* Recorded data
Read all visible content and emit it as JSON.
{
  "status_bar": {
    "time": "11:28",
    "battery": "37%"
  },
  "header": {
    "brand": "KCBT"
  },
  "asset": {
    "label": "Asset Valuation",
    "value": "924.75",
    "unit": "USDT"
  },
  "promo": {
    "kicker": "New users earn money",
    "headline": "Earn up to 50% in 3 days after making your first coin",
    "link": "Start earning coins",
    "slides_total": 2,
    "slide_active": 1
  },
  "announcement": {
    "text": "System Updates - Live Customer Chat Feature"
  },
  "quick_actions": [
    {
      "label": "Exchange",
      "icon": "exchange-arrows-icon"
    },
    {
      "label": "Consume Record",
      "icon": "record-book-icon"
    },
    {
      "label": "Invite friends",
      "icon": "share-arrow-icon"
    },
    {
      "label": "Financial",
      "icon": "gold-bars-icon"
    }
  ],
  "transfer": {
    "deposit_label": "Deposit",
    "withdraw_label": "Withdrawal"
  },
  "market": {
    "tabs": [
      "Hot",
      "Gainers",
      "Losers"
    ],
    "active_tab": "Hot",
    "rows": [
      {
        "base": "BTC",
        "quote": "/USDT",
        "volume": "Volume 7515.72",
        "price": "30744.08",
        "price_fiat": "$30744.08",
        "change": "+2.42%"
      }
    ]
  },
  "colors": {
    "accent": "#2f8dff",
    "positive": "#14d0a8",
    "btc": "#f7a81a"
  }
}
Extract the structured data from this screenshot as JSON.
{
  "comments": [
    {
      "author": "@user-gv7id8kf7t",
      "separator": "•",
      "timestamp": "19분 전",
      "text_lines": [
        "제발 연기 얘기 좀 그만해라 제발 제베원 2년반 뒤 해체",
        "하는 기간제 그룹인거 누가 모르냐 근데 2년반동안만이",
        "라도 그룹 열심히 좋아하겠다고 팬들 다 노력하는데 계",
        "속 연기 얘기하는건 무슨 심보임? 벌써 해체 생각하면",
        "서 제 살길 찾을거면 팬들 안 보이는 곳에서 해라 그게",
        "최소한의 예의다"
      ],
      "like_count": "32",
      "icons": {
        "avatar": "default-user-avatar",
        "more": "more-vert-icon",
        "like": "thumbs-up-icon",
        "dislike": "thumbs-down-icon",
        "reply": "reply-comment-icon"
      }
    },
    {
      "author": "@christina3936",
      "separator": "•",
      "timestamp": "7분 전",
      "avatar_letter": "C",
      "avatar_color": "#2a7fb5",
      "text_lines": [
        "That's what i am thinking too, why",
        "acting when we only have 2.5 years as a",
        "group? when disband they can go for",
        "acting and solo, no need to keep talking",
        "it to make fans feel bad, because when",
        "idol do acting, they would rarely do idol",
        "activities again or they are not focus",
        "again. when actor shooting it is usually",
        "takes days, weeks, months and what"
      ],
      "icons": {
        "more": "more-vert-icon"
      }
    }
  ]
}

* Work required
Everything in the listing above should be restated exactly.

* Output for this task
Read all visible content and emit it as JSON.
{
  "status_bar": {
    "time": "11:28",
    "battery": "37%"
  },
  "header": {
    "brand": "KCBT"
  },
  "asset": {
    "label": "Asset Valuation",
    "value": "924.75",
    "unit": "USDT"
  },
  "promo": {
    "kicker": "New users earn money",
    "headline": "Earn up to 50% in 3 days after making your first coin",
    "link": "Start earning coins",
    "slides_total": 2,
    "slide_active": 1
  },
  "announcement": {
    "text": "System Updates - Live Customer Chat Feature"
  },
  "quick_actions": [
    {
      "label": "Exchange",
      "icon": "exchange-arrows-icon"
    },
    {
      "label": "Consume Record",
      "icon": "record-book-icon"
    },
    {
      "label": "Invite friends",
      "icon": "share-arrow-icon"
    },
    {
      "label": "Financial",
      "icon": "gold-bars-icon"
    }
  ],
  "transfer": {
    "deposit_label": "Deposit",
    "withdraw_label": "Withdrawal"
  },
  "market": {
    "tabs": [
      "Hot",
      "Gainers",
      "Losers"
    ],
    "active_tab": "Hot",
    "rows": [
      {
        "base": "BTC",
        "quote": "/USDT",
        "volume": "Volume 7515.72",
        "price": "30744.08",
        "price_fiat": "$30744.08",
        "change": "+2.42%"
      }
    ]
  },
  "colors": {
    "accent": "#2f8dff",
    "positive": "#14d0a8",
    "btc": "#f7a81a"
  }
}
Extract the structured data from this screenshot as JSON.
{
  "comments": [
    {
      "author": "@user-gv7id8kf7t",
      "separator": "•",
      "timestamp": "19분 전",
      "text_lines": [
        "제발 연기 얘기 좀 그만해라 제발 제베원 2년반 뒤 해체",
        "하는 기간제 그룹인거 누가 모르냐 근데 2년반동안만이",
        "라도 그룹 열심히 좋아하겠다고 팬들 다 노력하는데 계",
        "속 연기 얘기하는건 무슨 심보임? 벌써 해체 생각하면",
        "서 제 살길 찾을거면 팬들 안 보이는 곳에서 해라 그게",
        "최소한의 예의다"
      ],
      "like_count": "32",
      "icons": {
        "avatar": "default-user-avatar",
        "more": "more-vert-icon",
        "like": "thumbs-up-icon",
        "dislike": "thumbs-down-icon",
        "reply": "reply-comment-icon"
      }
    },
    {
      "author": "@christina3936",
      "separator": "•",
      "timestamp": "7분 전",
      "avatar_letter": "C",
      "avatar_color": "#2a7fb5",
      "text_lines": [
        "That's what i am thinking too, why",
        "acting when we only have 2.5 years as a",
        "group? when disband they can go for",
        "acting and solo, no need to keep talking",
        "it to make fans feel bad, because when",
        "idol do acting, they would rarely do idol",
        "activities again or they are not focus",
        "again. when actor shooting it is usually",
        "takes days, weeks, months and what"
      ],
      "icons": {
        "more": "more-vert-icon"
      }
    }
  ]
}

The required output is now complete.